#### SHORT EXERCISE
Repeat the records below exactly as they appear.

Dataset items
○ ○ ○ ○ ○

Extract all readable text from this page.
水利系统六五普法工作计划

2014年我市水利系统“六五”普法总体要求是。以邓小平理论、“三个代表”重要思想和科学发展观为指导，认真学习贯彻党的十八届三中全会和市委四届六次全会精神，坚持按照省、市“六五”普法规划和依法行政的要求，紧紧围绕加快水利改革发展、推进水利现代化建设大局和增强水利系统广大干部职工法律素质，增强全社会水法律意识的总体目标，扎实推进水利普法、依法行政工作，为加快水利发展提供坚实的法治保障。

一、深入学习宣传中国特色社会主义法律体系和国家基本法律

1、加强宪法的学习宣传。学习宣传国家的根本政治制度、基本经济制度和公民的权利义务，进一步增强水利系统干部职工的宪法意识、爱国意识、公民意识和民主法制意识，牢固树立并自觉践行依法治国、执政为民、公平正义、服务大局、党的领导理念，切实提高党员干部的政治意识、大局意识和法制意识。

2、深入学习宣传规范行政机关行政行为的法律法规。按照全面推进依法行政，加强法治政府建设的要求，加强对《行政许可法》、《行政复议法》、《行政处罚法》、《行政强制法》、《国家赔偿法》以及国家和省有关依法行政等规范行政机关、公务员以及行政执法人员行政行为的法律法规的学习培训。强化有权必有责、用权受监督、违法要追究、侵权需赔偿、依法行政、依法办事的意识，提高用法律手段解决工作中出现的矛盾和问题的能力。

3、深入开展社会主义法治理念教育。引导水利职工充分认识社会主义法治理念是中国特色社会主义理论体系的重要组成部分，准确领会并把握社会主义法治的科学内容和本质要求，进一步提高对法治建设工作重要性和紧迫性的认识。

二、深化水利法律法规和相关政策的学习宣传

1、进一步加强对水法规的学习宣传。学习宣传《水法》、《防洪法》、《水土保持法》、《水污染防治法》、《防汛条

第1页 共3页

○ ○ ○ ○ ○

#### RESULT OF THIS TASK
Extract all readable text from this page.
水利系统六五普法工作计划

2014年我市水利系统“六五”普法总体要求是。以邓小平理论、“三个代表”重要思想和科学发展观为指导，认真学习贯彻党的十八届三中全会和市委四届六次全会精神，坚持按照省、市“六五”普法规划和依法行政的要求，紧紧围绕加快水利改革发展、推进水利现代化建设大局和增强水利系统广大干部职工法律素质，增强全社会水法律意识的总体目标，扎实推进水利普法、依法行政工作，为加快水利发展提供坚实的法治保障。

一、深入学习宣传中国特色社会主义法律体系和国家基本法律

1、加强宪法的学习宣传。学习宣传国家的根本政治制度、基本经济制度和公民的权利义务，进一步增强水利系统干部职工的宪法意识、爱国意识、公民意识和民主法制意识，牢固树立并自觉践行依法治国、执政为民、公平正义、服务大局、党的领导理念，切实提高党员干部的政治意识、大局意识和法制意识。

2、深入学习宣传规范行政机关行政行为的法律法规。按照全面推进依法行政，加强法治政府建设的要求，加强对《行政许可法》、《行政复议法》、《行政处罚法》、《行政强制法》、《国家赔偿法》以及国家和省有关依法行政等规范行政机关、公务员以及行政执法人员行政行为的法律法规的学习培训。强化有权必有责、用权受监督、违法要追究、侵权需赔偿、依法行政、依法办事的意识，提高用法律手段解决工作中出现的矛盾和问题的能力。

3、深入开展社会主义法治理念教育。引导水利职工充分认识社会主义法治理念是中国特色社会主义理论体系的重要组成部分，准确领会并把握社会主义法治的科学内容和本质要求，进一步提高对法治建设工作重要性和紧迫性的认识。

二、深化水利法律法规和相关政策的学习宣传

1、进一步加强对水法规的学习宣传。学习宣传《水法》、《防洪法》、《水土保持法》、《水污染防治法》、《防汛条

第1页 共3页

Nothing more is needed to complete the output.